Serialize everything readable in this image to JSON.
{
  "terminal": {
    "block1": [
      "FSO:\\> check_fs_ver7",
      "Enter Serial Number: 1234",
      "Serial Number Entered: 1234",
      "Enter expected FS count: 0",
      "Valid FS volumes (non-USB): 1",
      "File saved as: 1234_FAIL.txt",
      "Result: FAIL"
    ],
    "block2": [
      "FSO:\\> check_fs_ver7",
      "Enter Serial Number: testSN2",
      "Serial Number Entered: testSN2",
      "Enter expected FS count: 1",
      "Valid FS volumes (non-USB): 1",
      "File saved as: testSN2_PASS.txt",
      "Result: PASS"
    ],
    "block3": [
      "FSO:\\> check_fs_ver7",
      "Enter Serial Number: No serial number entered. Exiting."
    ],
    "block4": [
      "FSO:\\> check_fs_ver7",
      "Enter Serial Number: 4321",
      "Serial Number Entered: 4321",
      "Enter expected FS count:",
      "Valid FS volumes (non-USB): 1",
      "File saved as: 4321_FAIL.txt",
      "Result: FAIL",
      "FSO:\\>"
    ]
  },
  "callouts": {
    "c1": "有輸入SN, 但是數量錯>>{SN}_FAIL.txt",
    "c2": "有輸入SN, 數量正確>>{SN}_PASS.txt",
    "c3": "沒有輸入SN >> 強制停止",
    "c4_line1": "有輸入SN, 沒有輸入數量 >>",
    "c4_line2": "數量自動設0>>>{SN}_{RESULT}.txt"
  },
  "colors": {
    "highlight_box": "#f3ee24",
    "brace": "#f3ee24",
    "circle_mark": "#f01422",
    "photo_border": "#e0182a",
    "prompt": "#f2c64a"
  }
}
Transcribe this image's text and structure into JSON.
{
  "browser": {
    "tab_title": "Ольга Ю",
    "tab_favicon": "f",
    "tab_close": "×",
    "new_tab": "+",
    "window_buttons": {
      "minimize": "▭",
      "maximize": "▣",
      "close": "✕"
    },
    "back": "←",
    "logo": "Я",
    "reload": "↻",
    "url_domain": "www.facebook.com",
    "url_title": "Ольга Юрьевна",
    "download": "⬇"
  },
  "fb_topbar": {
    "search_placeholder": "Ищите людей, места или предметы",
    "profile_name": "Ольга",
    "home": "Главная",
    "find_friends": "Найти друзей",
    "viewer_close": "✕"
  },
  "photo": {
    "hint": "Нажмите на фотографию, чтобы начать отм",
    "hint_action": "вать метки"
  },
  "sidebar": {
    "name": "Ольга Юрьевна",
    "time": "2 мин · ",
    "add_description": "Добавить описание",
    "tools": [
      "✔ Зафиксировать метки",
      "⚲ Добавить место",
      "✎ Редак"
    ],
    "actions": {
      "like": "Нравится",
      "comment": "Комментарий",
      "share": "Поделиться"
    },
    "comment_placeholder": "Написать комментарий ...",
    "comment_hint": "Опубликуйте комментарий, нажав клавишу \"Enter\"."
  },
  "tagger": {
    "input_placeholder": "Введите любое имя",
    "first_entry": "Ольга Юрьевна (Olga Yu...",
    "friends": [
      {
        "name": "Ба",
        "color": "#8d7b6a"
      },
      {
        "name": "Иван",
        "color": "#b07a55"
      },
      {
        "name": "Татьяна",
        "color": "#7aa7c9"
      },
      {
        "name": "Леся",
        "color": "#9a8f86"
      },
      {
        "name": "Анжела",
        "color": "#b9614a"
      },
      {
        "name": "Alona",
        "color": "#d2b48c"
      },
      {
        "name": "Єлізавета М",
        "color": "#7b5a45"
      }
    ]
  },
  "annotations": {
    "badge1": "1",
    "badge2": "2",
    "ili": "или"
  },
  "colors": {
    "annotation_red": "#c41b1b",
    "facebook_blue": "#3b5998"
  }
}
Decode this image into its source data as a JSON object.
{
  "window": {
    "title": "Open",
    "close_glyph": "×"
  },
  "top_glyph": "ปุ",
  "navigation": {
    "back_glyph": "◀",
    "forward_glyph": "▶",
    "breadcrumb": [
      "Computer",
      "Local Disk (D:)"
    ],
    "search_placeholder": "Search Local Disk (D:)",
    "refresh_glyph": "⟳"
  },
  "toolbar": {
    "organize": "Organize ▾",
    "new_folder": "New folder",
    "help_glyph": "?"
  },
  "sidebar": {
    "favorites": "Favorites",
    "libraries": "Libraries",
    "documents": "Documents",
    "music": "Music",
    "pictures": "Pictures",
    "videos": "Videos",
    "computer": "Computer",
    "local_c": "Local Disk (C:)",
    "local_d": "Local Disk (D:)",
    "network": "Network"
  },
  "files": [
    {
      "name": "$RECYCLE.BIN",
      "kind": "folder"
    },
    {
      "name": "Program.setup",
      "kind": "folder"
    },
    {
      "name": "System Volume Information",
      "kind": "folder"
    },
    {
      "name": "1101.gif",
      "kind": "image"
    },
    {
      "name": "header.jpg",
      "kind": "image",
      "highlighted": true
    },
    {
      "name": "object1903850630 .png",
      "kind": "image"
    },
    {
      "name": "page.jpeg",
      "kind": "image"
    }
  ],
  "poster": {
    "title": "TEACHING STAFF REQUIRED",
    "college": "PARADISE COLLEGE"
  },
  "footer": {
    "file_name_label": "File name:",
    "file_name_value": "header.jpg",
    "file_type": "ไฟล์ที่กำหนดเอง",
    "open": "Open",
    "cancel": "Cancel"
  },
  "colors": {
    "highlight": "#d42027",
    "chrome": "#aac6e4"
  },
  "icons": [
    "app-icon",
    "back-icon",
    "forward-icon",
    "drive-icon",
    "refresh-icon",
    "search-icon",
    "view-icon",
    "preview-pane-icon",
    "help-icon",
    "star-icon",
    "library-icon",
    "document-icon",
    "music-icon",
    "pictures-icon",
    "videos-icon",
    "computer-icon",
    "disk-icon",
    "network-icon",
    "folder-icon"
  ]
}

*Exercise:* Using the entries above, please restate each one word for word.

*Response to this exercise:*
Serialize everything readable in this image to JSON.
{
  "terminal": {
    "block1": [
      "FSO:\\> check_fs_ver7",
      "Enter Serial Number: 1234",
      "Serial Number Entered: 1234",
      "Enter expected FS count: 0",
      "Valid FS volumes (non-USB): 1",
      "File saved as: 1234_FAIL.txt",
      "Result: FAIL"
    ],
    "block2": [
      "FSO:\\> check_fs_ver7",
      "Enter Serial Number: testSN2",
      "Serial Number Entered: testSN2",
      "Enter expected FS count: 1",
      "Valid FS volumes (non-USB): 1",
      "File saved as: testSN2_PASS.txt",
      "Result: PASS"
    ],
    "block3": [
      "FSO:\\> check_fs_ver7",
      "Enter Serial Number: No serial number entered. Exiting."
    ],
    "block4": [
      "FSO:\\> check_fs_ver7",
      "Enter Serial Number: 4321",
      "Serial Number Entered: 4321",
      "Enter expected FS count:",
      "Valid FS volumes (non-USB): 1",
      "File saved as: 4321_FAIL.txt",
      "Result: FAIL",
      "FSO:\\>"
    ]
  },
  "callouts": {
    "c1": "有輸入SN, 但是數量錯>>{SN}_FAIL.txt",
    "c2": "有輸入SN, 數量正確>>{SN}_PASS.txt",
    "c3": "沒有輸入SN >> 強制停止",
    "c4_line1": "有輸入SN, 沒有輸入數量 >>",
    "c4_line2": "數量自動設0>>>{SN}_{RESULT}.txt"
  },
  "colors": {
    "highlight_box": "#f3ee24",
    "brace": "#f3ee24",
    "circle_mark": "#f01422",
    "photo_border": "#e0182a",
    "prompt": "#f2c64a"
  }
}
Transcribe this image's text and structure into JSON.
{
  "browser": {
    "tab_title": "Ольга Ю",
    "tab_favicon": "f",
    "tab_close": "×",
    "new_tab": "+",
    "window_buttons": {
      "minimize": "▭",
      "maximize": "▣",
      "close": "✕"
    },
    "back": "←",
    "logo": "Я",
    "reload": "↻",
    "url_domain": "www.facebook.com",
    "url_title": "Ольга Юрьевна",
    "download": "⬇"
  },
  "fb_topbar": {
    "search_placeholder": "Ищите людей, места или предметы",
    "profile_name": "Ольга",
    "home": "Главная",
    "find_friends": "Найти друзей",
    "viewer_close": "✕"
  },
  "photo": {
    "hint": "Нажмите на фотографию, чтобы начать отм",
    "hint_action": "вать метки"
  },
  "sidebar": {
    "name": "Ольга Юрьевна",
    "time": "2 мин · ",
    "add_description": "Добавить описание",
    "tools": [
      "✔ Зафиксировать метки",
      "⚲ Добавить место",
      "✎ Редак"
    ],
    "actions": {
      "like": "Нравится",
      "comment": "Комментарий",
      "share": "Поделиться"
    },
    "comment_placeholder": "Написать комментарий ...",
    "comment_hint": "Опубликуйте комментарий, нажав клавишу \"Enter\"."
  },
  "tagger": {
    "input_placeholder": "Введите любое имя",
    "first_entry": "Ольга Юрьевна (Olga Yu...",
    "friends": [
      {
        "name": "Ба",
        "color": "#8d7b6a"
      },
      {
        "name": "Иван",
        "color": "#b07a55"
      },
      {
        "name": "Татьяна",
        "color": "#7aa7c9"
      },
      {
        "name": "Леся",
        "color": "#9a8f86"
      },
      {
        "name": "Анжела",
        "color": "#b9614a"
      },
      {
        "name": "Alona",
        "color": "#d2b48c"
      },
      {
        "name": "Єлізавета М",
        "color": "#7b5a45"
      }
    ]
  },
  "annotations": {
    "badge1": "1",
    "badge2": "2",
    "ili": "или"
  },
  "colors": {
    "annotation_red": "#c41b1b",
    "facebook_blue": "#3b5998"
  }
}
Decode this image into its source data as a JSON object.
{
  "window": {
    "title": "Open",
    "close_glyph": "×"
  },
  "top_glyph": "ปุ",
  "navigation": {
    "back_glyph": "◀",
    "forward_glyph": "▶",
    "breadcrumb": [
      "Computer",
      "Local Disk (D:)"
    ],
    "search_placeholder": "Search Local Disk (D:)",
    "refresh_glyph": "⟳"
  },
  "toolbar": {
    "organize": "Organize ▾",
    "new_folder": "New folder",
    "help_glyph": "?"
  },
  "sidebar": {
    "favorites": "Favorites",
    "libraries": "Libraries",
    "documents": "Documents",
    "music": "Music",
    "pictures": "Pictures",
    "videos": "Videos",
    "computer": "Computer",
    "local_c": "Local Disk (C:)",
    "local_d": "Local Disk (D:)",
    "network": "Network"
  },
  "files": [
    {
      "name": "$RECYCLE.BIN",
      "kind": "folder"
    },
    {
      "name": "Program.setup",
      "kind": "folder"
    },
    {
      "name": "System Volume Information",
      "kind": "folder"
    },
    {
      "name": "1101.gif",
      "kind": "image"
    },
    {
      "name": "header.jpg",
      "kind": "image",
      "highlighted": true
    },
    {
      "name": "object1903850630 .png",
      "kind": "image"
    },
    {
      "name": "page.jpeg",
      "kind": "image"
    }
  ],
  "poster": {
    "title": "TEACHING STAFF REQUIRED",
    "college": "PARADISE COLLEGE"
  },
  "footer": {
    "file_name_label": "File name:",
    "file_name_value": "header.jpg",
    "file_type": "ไฟล์ที่กำหนดเอง",
    "open": "Open",
    "cancel": "Cancel"
  },
  "colors": {
    "highlight": "#d42027",
    "chrome": "#aac6e4"
  },
  "icons": [
    "app-icon",
    "back-icon",
    "forward-icon",
    "drive-icon",
    "refresh-icon",
    "search-icon",
    "view-icon",
    "preview-pane-icon",
    "help-icon",
    "star-icon",
    "library-icon",
    "document-icon",
    "music-icon",
    "pictures-icon",
    "videos-icon",
    "computer-icon",
    "disk-icon",
    "network-icon",
    "folder-icon"
  ]
}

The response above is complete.